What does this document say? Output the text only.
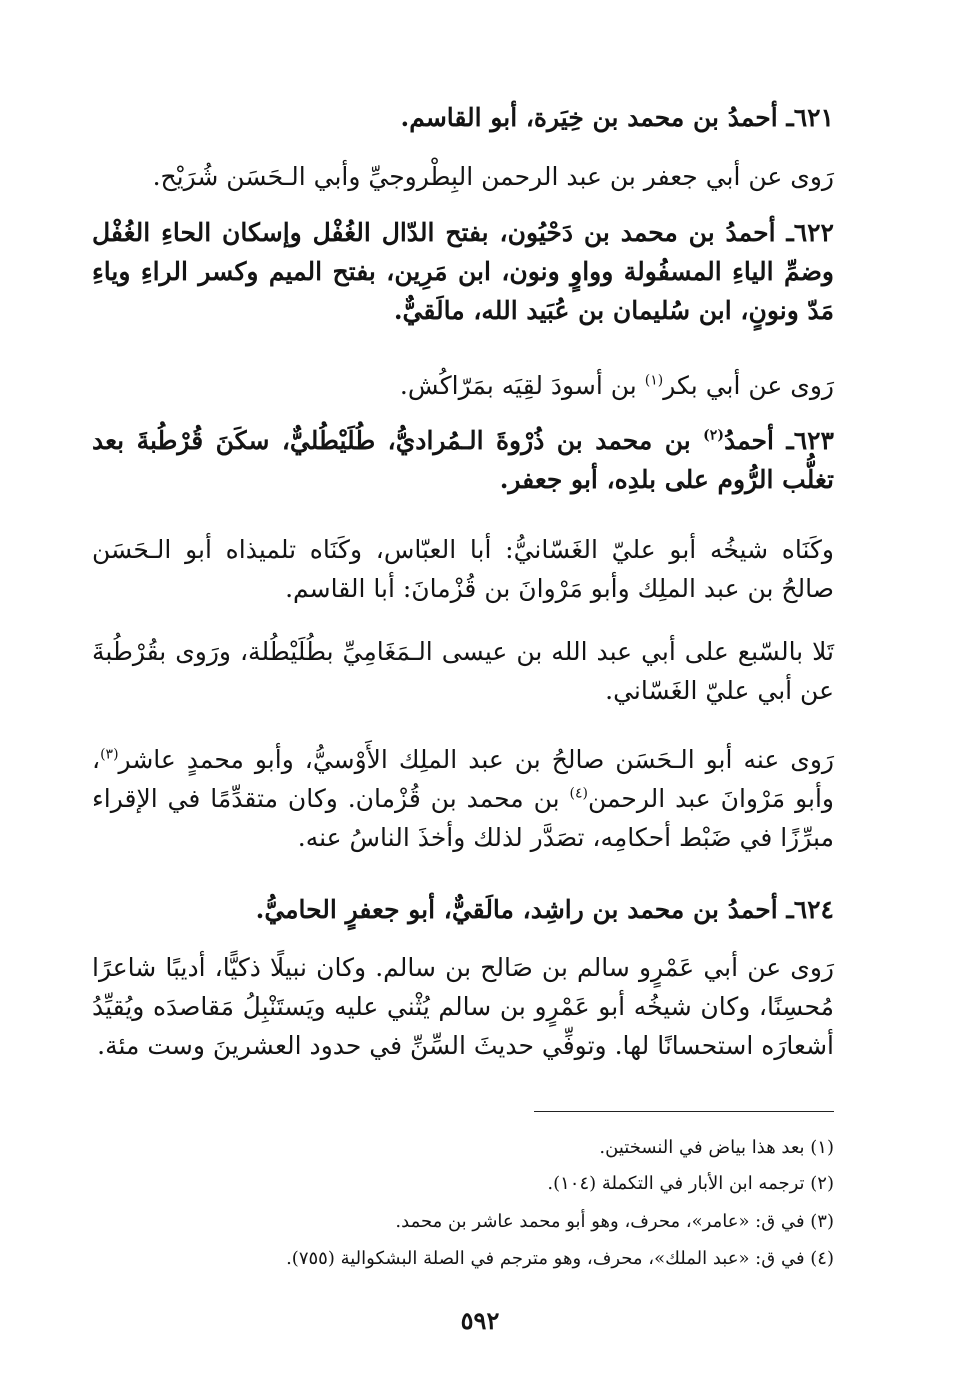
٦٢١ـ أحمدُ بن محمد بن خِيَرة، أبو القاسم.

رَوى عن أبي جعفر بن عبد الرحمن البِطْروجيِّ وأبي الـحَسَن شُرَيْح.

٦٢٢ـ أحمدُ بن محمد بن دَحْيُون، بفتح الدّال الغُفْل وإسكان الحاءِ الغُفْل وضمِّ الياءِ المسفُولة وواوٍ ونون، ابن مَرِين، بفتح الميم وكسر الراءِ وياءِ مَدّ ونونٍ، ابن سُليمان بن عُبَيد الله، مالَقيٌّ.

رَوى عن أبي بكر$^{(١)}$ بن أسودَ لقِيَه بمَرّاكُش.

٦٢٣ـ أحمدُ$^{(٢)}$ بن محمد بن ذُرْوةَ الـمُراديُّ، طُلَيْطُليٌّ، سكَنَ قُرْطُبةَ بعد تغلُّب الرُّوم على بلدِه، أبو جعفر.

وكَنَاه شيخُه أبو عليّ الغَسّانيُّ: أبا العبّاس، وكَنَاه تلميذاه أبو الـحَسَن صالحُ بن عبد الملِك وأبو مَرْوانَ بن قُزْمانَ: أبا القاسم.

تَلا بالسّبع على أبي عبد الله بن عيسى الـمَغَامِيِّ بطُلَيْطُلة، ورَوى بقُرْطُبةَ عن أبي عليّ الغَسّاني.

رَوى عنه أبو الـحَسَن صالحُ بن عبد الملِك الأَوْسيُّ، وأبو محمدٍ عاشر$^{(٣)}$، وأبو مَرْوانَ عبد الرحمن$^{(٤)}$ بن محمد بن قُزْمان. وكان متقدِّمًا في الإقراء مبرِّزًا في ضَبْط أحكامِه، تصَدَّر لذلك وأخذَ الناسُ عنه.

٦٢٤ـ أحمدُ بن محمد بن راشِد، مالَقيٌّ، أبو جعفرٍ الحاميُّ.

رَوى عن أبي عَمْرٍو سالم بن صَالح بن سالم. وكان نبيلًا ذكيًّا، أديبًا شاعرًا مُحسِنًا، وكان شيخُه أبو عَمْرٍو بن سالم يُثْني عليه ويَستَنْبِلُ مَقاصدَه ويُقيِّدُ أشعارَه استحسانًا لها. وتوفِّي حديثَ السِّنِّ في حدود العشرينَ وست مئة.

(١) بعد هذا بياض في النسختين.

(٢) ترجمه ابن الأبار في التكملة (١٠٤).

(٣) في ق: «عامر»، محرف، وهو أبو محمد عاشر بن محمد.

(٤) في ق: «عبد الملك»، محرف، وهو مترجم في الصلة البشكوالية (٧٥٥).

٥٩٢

=======

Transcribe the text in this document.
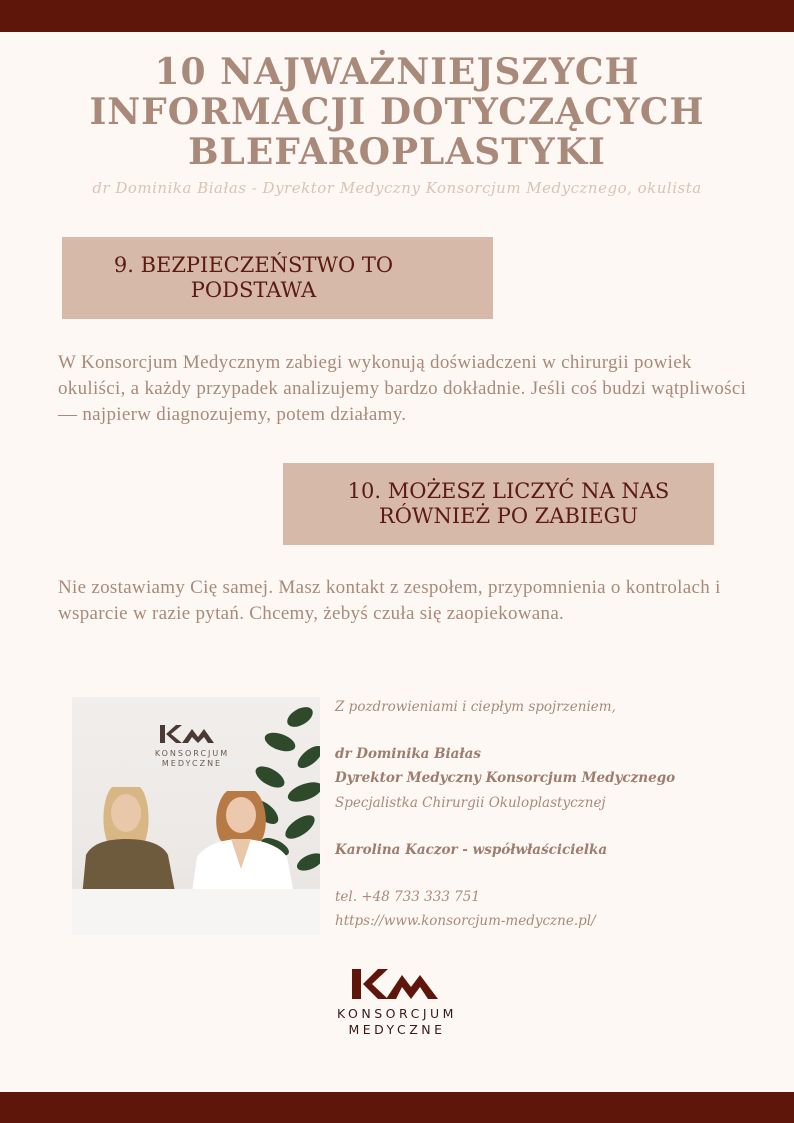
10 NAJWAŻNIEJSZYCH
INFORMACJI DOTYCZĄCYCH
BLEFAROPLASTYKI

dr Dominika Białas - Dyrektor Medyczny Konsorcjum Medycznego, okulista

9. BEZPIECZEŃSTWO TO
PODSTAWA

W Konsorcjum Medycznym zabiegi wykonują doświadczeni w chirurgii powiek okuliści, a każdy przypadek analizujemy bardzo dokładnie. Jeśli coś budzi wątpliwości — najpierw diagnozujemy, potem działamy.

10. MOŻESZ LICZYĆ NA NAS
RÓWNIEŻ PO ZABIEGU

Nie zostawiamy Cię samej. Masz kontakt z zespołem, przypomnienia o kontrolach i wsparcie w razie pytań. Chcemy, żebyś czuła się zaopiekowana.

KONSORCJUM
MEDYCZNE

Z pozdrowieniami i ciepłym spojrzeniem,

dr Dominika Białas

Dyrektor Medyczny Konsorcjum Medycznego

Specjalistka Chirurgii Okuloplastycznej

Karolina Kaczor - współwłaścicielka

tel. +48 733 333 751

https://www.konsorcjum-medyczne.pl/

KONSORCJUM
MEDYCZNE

=======

> Aim of the exercise
From the entries above, copy each line holding "الـح".

> Correct response
رَوى عن أبي جعفر بن عبد الرحمن البِطْروجيِّ وأبي الـحَسَن شُرَيْح.
وكَنَاه شيخُه أبو عليّ الغَسّانيُّ: أبا العبّاس، وكَنَاه تلميذاه أبو الـحَسَن صالحُ بن عبد الملِك وأبو مَرْوانَ بن قُزْمانَ: أبا القاسم.
رَوى عنه أبو الـحَسَن صالحُ بن عبد الملِك الأَوْسيُّ، وأبو محمدٍ عاشر$^{(٣)}$، وأبو مَرْوانَ عبد الرحمن$^{(٤)}$ بن محمد بن قُزْمان. وكان متقدِّمًا في الإقراء مبرِّزًا في ضَبْط أحكامِه، تصَدَّر لذلك وأخذَ الناسُ عنه.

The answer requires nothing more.